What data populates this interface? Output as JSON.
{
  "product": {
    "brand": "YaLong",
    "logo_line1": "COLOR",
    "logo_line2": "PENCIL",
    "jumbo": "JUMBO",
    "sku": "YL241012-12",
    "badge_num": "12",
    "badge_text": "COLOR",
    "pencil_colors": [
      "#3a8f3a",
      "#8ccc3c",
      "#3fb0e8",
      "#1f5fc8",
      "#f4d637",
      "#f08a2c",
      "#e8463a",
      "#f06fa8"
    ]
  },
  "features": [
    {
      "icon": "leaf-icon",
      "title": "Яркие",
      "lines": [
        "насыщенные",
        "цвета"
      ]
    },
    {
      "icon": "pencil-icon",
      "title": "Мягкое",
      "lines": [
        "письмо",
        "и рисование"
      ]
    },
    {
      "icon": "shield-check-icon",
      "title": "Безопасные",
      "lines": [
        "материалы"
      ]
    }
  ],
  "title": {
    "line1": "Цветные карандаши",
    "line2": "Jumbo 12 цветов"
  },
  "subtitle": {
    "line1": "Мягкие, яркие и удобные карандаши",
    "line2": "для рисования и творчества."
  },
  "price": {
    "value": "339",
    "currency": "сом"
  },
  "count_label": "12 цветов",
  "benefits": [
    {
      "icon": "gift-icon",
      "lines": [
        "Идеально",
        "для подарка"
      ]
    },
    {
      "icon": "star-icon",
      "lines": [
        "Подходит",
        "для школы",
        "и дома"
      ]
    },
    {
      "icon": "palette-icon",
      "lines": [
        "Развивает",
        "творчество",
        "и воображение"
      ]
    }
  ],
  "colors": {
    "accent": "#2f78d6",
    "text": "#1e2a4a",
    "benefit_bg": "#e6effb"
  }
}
....
Once more, set down the full listing, verbatim.

What data populates this interface? Output as JSON.
{
  "product": {
    "brand": "YaLong",
    "logo_line1": "COLOR",
    "logo_line2": "PENCIL",
    "jumbo": "JUMBO",
    "sku": "YL241012-12",
    "badge_num": "12",
    "badge_text": "COLOR",
    "pencil_colors": [
      "#3a8f3a",
      "#8ccc3c",
      "#3fb0e8",
      "#1f5fc8",
      "#f4d637",
      "#f08a2c",
      "#e8463a",
      "#f06fa8"
    ]
  },
  "features": [
    {
      "icon": "leaf-icon",
      "title": "Яркие",
      "lines": [
        "насыщенные",
        "цвета"
      ]
    },
    {
      "icon": "pencil-icon",
      "title": "Мягкое",
      "lines": [
        "письмо",
        "и рисование"
      ]
    },
    {
      "icon": "shield-check-icon",
      "title": "Безопасные",
      "lines": [
        "материалы"
      ]
    }
  ],
  "title": {
    "line1": "Цветные карандаши",
    "line2": "Jumbo 12 цветов"
  },
  "subtitle": {
    "line1": "Мягкие, яркие и удобные карандаши",
    "line2": "для рисования и творчества."
  },
  "price": {
    "value": "339",
    "currency": "сом"
  },
  "count_label": "12 цветов",
  "benefits": [
    {
      "icon": "gift-icon",
      "lines": [
        "Идеально",
        "для подарка"
      ]
    },
    {
      "icon": "star-icon",
      "lines": [
        "Подходит",
        "для школы",
        "и дома"
      ]
    },
    {
      "icon": "palette-icon",
      "lines": [
        "Развивает",
        "творчество",
        "и воображение"
      ]
    }
  ],
  "colors": {
    "accent": "#2f78d6",
    "text": "#1e2a4a",
    "benefit_bg": "#e6effb"
  }
}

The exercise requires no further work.